• Exercise description
Rewrite every line of the listing below as a numbered list, skipping blank lines and leaving out the pictures.

Dataset rows:
···

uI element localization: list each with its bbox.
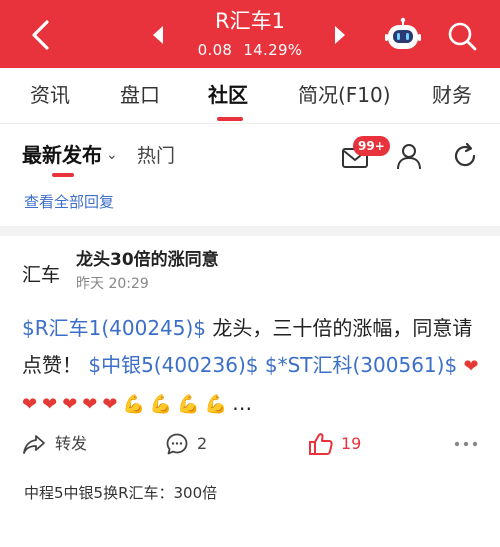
post-card[interactable]: 汇车 龙头30倍的涨同意 昨天 20:29 $R汇车1(400245)$ 龙头，… <box>0 236 500 547</box>
flexed-biceps-emoji: 💪 <box>177 394 200 415</box>
stock-link[interactable]: $*ST汇科(300561)$ <box>265 353 457 377</box>
message-badge: 99+ <box>353 136 390 156</box>
tab-profile-f10[interactable]: 简况(F10) <box>298 82 391 108</box>
post-content[interactable]: $R汇车1(400245)$ 龙头，三十倍的涨幅，同意请点赞！ $中银5(400… <box>22 310 484 423</box>
previous-post-footer: 查看全部回复 <box>0 186 500 226</box>
chevron-down-icon: ⌄ <box>106 147 118 163</box>
tab-community[interactable]: 社区 <box>208 82 248 108</box>
refresh-icon[interactable] <box>451 142 479 170</box>
filter-latest-label: 最新发布 <box>22 143 102 167</box>
back-icon[interactable] <box>26 18 56 52</box>
post-actions: 转发 2 19 <box>0 432 500 458</box>
reply-preview[interactable]: 中程5中银5换R汇车：300倍 <box>24 482 217 504</box>
price-change-percent: 14.29% <box>243 41 303 59</box>
main-tabs: 资讯 盘口 社区 简况(F10) 财务 <box>0 68 500 124</box>
heart-emoji: ❤ <box>42 394 58 415</box>
stock-quote: 0.08 14.29% <box>150 40 350 60</box>
thumbs-up-icon[interactable] <box>308 432 334 456</box>
comment-count[interactable]: 2 <box>197 433 207 455</box>
tab-news[interactable]: 资讯 <box>30 82 70 108</box>
community-filter-bar: 最新发布 ⌄ 热门 99+ <box>0 124 500 186</box>
filter-latest[interactable]: 最新发布 ⌄ <box>22 142 118 168</box>
view-all-replies-link[interactable]: 查看全部回复 <box>24 191 114 213</box>
heart-emoji: ❤ <box>102 394 118 415</box>
active-tab-indicator <box>217 117 243 121</box>
user-icon[interactable] <box>396 142 422 170</box>
post-title[interactable]: 龙头30倍的涨同意 <box>76 248 219 272</box>
stock-link[interactable]: $R汇车1(400245)$ <box>22 316 206 340</box>
filter-active-indicator <box>52 173 74 177</box>
next-stock-icon[interactable] <box>333 24 347 46</box>
heart-emoji: ❤ <box>22 394 38 415</box>
truncation-ellipsis: … <box>232 391 253 415</box>
robot-assistant-icon[interactable] <box>384 17 422 53</box>
stock-title: R汇车1 <box>215 9 285 33</box>
share-icon[interactable] <box>22 432 46 456</box>
like-count[interactable]: 19 <box>341 433 361 455</box>
tab-order-book[interactable]: 盘口 <box>120 82 160 108</box>
price-change: 0.08 <box>197 41 233 59</box>
flexed-biceps-emoji: 💪 <box>122 394 145 415</box>
heart-emoji: ❤ <box>82 394 98 415</box>
tab-finance[interactable]: 财务 <box>432 82 472 108</box>
heart-emoji: ❤ <box>463 356 479 377</box>
flexed-biceps-emoji: 💪 <box>204 394 228 415</box>
more-options-icon[interactable] <box>454 441 478 447</box>
comment-icon[interactable] <box>165 432 189 456</box>
flexed-biceps-emoji: 💪 <box>149 394 173 415</box>
heart-emoji: ❤ <box>62 394 78 415</box>
author-name[interactable]: 汇车 <box>22 262 60 288</box>
search-icon[interactable] <box>446 20 478 52</box>
share-button-label[interactable]: 转发 <box>55 433 87 455</box>
stock-header: R汇车1 0.08 14.29% <box>0 0 500 68</box>
post-time: 昨天 20:29 <box>76 276 149 292</box>
filter-hot[interactable]: 热门 <box>137 143 175 169</box>
stock-link[interactable]: $中银5(400236)$ <box>88 353 258 377</box>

···

• Response below
1. uI element localization: list each with its bbox.
2. post-card[interactable]: 汇车 龙头30倍的涨同意 昨天 20:29 $R汇车1(400245)$ 龙头，… <box>0 236 500 547</box>
3. flexed-biceps-emoji: 💪 <box>177 394 200 415</box>
4. stock-link[interactable]: $*ST汇科(300561)$ <box>265 353 457 377</box>
5. message-badge: 99+ <box>353 136 390 156</box>
6. tab-profile-f10[interactable]: 简况(F10) <box>298 82 391 108</box>
7. post-content[interactable]: $R汇车1(400245)$ 龙头，三十倍的涨幅，同意请点赞！ $中银5(400… <box>22 310 484 423</box>
8. previous-post-footer: 查看全部回复 <box>0 186 500 226</box>
9. chevron-down-icon: ⌄ <box>106 147 118 163</box>
10. tab-community[interactable]: 社区 <box>208 82 248 108</box>
11. refresh-icon[interactable] <box>451 142 479 170</box>
12. filter-latest-label: 最新发布 <box>22 143 102 167</box>
13. back-icon[interactable] <box>26 18 56 52</box>
14. post-actions: 转发 2 19 <box>0 432 500 458</box>
15. reply-preview[interactable]: 中程5中银5换R汇车：300倍 <box>24 482 217 504</box>
16. price-change-percent: 14.29% <box>243 41 303 59</box>
17. main-tabs: 资讯 盘口 社区 简况(F10) 财务 <box>0 68 500 124</box>
18. heart-emoji: ❤ <box>42 394 58 415</box>
19. stock-quote: 0.08 14.29% <box>150 40 350 60</box>
20. thumbs-up-icon[interactable] <box>308 432 334 456</box>
21. comment-count[interactable]: 2 <box>197 433 207 455</box>
22. tab-news[interactable]: 资讯 <box>30 82 70 108</box>
23. community-filter-bar: 最新发布 ⌄ 热门 99+ <box>0 124 500 186</box>
24. filter-latest[interactable]: 最新发布 ⌄ <box>22 142 118 168</box>
25. view-all-replies-link[interactable]: 查看全部回复 <box>24 191 114 213</box>
26. heart-emoji: ❤ <box>102 394 118 415</box>
27. active-tab-indicator <box>217 117 243 121</box>
28. user-icon[interactable] <box>396 142 422 170</box>
29. post-title[interactable]: 龙头30倍的涨同意 <box>76 248 219 272</box>
30. stock-link[interactable]: $R汇车1(400245)$ <box>22 316 206 340</box>
31. filter-active-indicator <box>52 173 74 177</box>
32. next-stock-icon[interactable] <box>333 24 347 46</box>
33. heart-emoji: ❤ <box>22 394 38 415</box>
34. truncation-ellipsis: … <box>232 391 253 415</box>
35. robot-assistant-icon[interactable] <box>384 17 422 53</box>
36. stock-title: R汇车1 <box>215 9 285 33</box>
37. share-icon[interactable] <box>22 432 46 456</box>
38. like-count[interactable]: 19 <box>341 433 361 455</box>
39. tab-order-book[interactable]: 盘口 <box>120 82 160 108</box>
40. price-change: 0.08 <box>197 41 233 59</box>
41. flexed-biceps-emoji: 💪 <box>122 394 145 415</box>
42. heart-emoji: ❤ <box>82 394 98 415</box>
43. tab-finance[interactable]: 财务 <box>432 82 472 108</box>
44. heart-emoji: ❤ <box>463 356 479 377</box>
45. flexed-biceps-emoji: 💪 <box>204 394 228 415</box>
46. more-options-icon[interactable] <box>454 441 478 447</box>
47. comment-icon[interactable] <box>165 432 189 456</box>
48. flexed-biceps-emoji: 💪 <box>149 394 173 415</box>
49. heart-emoji: ❤ <box>62 394 78 415</box>
50. author-name[interactable]: 汇车 <box>22 262 60 288</box>
51. search-icon[interactable] <box>446 20 478 52</box>
52. share-button-label[interactable]: 转发 <box>55 433 87 455</box>
53. stock-header: R汇车1 0.08 14.29% <box>0 0 500 68</box>
54. post-time: 昨天 20:29 <box>76 276 149 292</box>
55. filter-hot[interactable]: 热门 <box>137 143 175 169</box>
56. stock-link[interactable]: $中银5(400236)$ <box>88 353 258 377</box>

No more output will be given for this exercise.